### TRECHO SELECIONADO ###

Gilberto Gil e Caetano Veloso abriram na semana passada, em Amsterdã, uma histórica turnê em comemoração aos 50 anos de carreira - o espetáculo deve chegar a Porto Alegre no final do mês de agosto. Nos trechos do show já disponíveis online, vemos os dois velhos amigos sentados lado a lado, banquinho e violão, revisitando sucessos de um e de outro em versões delicadas e intimistas.
O show é apenas isso, o que já seria bastante, mas é muito mais. A comemoração de um dos encontros mais importantes da história da música popular brasileira é também a celebração de uma amizade de juventude que chega sólida e renovada à velhice - a voz de um cobrindo os silêncios do outro, o repertório de olhares que revela uma cumplicidade que dispensa roteiros ou jogadas ensaiadas, o carinho e o cuidado em cada gesto. Uma amizade que se renovou e reinventou ao longo dos anos - assim como suas longas e produtivas carreiras, que, honrando o passado, jamais se tornaram reféns dele.
Nos últimos 50 anos, Gil e Caetano sempre estiveram próximos do seu público. Houve épocas em que apareciam na televisão com mais frequência e suas músicas tocavam mais no rádio, mas nunca sumiram de vista ou perderam a relevância - da mesma forma como raramente frequentaram as listas dos discos mais vendidos. Por caminhos distintos, Gil ingressando na política, Caetano escrevendo, ambos acabaram ampliando seu poder de influência para além da esfera musical.

###

> _TAREFA 1_
De acordo com o texto sobre Gil e Caetano, em que cidade a turnê comemorativa foi aberta?
> _TAREFA 2_
Por favor, continue o texto sobre Gil e Caetano a partir do ponto em que ele para.

### REGISTROS FORNECIDOS ###

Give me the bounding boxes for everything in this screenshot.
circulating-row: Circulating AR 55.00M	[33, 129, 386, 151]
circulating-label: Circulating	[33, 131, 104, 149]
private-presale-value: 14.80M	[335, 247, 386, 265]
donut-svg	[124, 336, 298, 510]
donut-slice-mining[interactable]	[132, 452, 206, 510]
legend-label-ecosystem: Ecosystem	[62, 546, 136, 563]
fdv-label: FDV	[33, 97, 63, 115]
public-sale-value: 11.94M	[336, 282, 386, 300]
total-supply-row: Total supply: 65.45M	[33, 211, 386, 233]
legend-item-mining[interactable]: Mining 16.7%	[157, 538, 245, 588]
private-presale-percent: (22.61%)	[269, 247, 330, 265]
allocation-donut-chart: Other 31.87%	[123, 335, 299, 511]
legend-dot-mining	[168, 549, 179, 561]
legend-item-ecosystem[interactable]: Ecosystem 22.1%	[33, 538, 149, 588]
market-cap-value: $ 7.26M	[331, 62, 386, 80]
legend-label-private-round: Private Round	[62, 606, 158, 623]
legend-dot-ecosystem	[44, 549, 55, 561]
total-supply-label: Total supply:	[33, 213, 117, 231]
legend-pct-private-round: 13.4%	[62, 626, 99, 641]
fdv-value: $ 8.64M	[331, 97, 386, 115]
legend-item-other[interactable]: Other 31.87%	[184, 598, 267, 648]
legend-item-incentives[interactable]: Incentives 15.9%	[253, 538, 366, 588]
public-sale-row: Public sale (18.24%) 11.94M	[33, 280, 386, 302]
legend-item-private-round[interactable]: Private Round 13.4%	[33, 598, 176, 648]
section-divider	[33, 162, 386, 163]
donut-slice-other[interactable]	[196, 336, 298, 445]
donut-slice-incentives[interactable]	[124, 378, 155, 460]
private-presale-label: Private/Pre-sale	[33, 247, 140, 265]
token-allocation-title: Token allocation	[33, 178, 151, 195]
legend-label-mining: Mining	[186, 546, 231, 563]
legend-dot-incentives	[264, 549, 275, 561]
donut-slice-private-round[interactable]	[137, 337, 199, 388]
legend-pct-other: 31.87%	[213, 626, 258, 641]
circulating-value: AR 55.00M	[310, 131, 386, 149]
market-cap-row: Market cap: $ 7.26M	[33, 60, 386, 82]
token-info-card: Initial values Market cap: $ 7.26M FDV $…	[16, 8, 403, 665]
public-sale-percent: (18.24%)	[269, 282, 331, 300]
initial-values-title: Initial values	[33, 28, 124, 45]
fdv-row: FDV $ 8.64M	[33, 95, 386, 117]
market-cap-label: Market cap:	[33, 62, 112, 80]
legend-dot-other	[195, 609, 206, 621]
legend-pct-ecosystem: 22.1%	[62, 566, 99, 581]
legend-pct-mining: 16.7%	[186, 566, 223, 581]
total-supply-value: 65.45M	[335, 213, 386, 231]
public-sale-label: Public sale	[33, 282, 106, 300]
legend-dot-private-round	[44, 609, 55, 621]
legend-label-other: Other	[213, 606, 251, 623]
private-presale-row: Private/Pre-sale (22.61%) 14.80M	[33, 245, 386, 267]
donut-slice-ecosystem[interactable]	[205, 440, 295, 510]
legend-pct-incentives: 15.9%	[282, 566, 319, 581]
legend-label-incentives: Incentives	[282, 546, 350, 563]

###

> _RESULTADO FINAL 1_
Em Amsterdã.

> _RESULTADO FINAL 2_
Ao contrário dos artistas que fazem muito sucesso em pouco tempo, que são como paixões avassaladoras e de difícil manutenção, os dois baianos construíram um longo e estável casamento com o público, o que talvez explique por que, mesmo longe das listas de mais vendidos, continuam se manifestando e sendo ouvidos sobre todos os assuntos possíveis - da redução da maioridade às novas estrelas do funk, da autorização prévia das biografias à Lei Rouanet - como se representassem não apenas a eles próprios e suas obras, mas uma determinada visão de mundo que sempre vale a pena levar em conta, mesmo para discordar.
Reconhecidos pela crítica e pelo público, Gil e Caetano fazem parte do que se pode chamar de cânone da MPB - aquilo que todos concordamos que se tornou um patrimônio do país. Conquistaram esse status não apenas pela explosão criativa do Tropicalismo e pelo que produziram nas últimas cinco décadas, mas pelo papel que ocupam na história cultural do Brasil.
Artistas como eles, que conseguem sobreviver aos humores do mercado e às oscilações da fama, porém, são uma minoria. Podemos debater quem é mais famoso, quem vende mais, quem dialoga melhor com o público e quem está realmente criando algo de novo e original, mas a disputa definitiva, na arte, é aquela travada entre o que passa e o que permanece. A posteridade de um artista, ao contrário do que muitos imaginam, não é definida pela devoção dos fãs, pela conta bancária ou pelo número de seguidores no Twitter. Quem decide quem sai do jogo e quem continua na disputa é um único jurado: a História.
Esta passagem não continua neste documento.